• _THE TASK_
From the entries below, tally how many lines contain "this" and report only that figure.

• _ITEMS_
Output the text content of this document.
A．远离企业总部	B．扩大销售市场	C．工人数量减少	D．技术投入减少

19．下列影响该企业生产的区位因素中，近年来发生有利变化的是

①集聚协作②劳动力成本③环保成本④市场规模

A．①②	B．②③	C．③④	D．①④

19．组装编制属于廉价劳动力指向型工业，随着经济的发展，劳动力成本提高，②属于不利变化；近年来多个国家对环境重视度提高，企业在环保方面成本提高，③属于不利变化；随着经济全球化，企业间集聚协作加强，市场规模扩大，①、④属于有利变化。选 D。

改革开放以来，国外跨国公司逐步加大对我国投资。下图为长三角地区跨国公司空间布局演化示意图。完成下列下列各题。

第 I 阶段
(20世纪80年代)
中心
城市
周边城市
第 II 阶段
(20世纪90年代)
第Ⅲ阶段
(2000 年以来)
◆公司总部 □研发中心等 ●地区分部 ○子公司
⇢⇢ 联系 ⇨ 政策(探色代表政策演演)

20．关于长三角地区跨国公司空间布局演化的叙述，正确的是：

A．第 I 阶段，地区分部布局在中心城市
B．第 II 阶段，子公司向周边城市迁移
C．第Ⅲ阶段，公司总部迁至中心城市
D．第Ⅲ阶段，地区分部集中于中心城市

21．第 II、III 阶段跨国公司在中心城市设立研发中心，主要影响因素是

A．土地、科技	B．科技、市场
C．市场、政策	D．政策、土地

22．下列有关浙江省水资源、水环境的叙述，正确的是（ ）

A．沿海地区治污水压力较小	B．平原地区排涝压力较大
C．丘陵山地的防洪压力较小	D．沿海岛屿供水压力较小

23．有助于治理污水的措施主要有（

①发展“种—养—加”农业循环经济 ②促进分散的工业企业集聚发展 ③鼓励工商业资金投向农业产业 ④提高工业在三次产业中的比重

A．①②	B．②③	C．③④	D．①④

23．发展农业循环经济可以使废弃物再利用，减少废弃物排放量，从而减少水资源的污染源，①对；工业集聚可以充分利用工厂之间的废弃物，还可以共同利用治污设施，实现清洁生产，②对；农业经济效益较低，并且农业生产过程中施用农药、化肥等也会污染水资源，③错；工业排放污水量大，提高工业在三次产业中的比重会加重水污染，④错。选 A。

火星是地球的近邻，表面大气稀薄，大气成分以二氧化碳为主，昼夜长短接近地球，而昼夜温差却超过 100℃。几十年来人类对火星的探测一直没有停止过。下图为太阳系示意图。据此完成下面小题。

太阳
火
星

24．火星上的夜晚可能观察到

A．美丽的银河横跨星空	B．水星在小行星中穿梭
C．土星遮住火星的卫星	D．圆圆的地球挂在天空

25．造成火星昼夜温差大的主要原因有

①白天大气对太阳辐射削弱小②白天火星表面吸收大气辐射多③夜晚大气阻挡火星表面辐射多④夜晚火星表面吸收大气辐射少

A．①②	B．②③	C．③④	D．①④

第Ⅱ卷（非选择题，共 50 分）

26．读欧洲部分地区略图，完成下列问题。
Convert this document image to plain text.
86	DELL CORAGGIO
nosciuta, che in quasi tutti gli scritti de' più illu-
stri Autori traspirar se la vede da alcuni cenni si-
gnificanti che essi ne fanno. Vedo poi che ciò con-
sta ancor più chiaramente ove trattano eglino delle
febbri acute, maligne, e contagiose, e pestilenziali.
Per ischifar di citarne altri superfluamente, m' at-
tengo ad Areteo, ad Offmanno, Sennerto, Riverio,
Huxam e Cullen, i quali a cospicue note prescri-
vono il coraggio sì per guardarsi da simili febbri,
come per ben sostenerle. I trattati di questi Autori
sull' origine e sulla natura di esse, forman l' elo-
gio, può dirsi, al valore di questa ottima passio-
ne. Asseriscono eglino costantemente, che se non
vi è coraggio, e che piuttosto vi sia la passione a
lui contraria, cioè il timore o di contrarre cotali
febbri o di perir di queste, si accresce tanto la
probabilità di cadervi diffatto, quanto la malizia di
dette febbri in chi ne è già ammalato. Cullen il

• _TASK SOLUTION_
2